Stated problem
Retype the records below exactly as they appear.

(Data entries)
************
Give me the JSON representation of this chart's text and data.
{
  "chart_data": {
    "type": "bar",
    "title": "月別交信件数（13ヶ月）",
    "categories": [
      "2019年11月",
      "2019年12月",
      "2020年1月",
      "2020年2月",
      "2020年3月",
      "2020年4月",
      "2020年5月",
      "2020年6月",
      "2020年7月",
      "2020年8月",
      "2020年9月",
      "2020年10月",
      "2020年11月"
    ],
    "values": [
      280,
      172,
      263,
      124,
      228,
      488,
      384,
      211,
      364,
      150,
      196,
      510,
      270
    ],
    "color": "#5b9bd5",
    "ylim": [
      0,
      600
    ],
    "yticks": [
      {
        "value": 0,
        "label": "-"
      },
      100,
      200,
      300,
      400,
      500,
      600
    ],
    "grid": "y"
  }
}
************
Result of this exercise
Give me the JSON representation of this chart's text and data.
{
  "chart_data": {
    "type": "bar",
    "title": "月別交信件数（13ヶ月）",
    "categories": [
      "2019年11月",
      "2019年12月",
      "2020年1月",
      "2020年2月",
      "2020年3月",
      "2020年4月",
      "2020年5月",
      "2020年6月",
      "2020年7月",
      "2020年8月",
      "2020年9月",
      "2020年10月",
      "2020年11月"
    ],
    "values": [
      280,
      172,
      263,
      124,
      228,
      488,
      384,
      211,
      364,
      150,
      196,
      510,
      270
    ],
    "color": "#5b9bd5",
    "ylim": [
      0,
      600
    ],
    "yticks": [
      {
        "value": 0,
        "label": "-"
      },
      100,
      200,
      300,
      400,
      500,
      600
    ],
    "grid": "y"
  }
}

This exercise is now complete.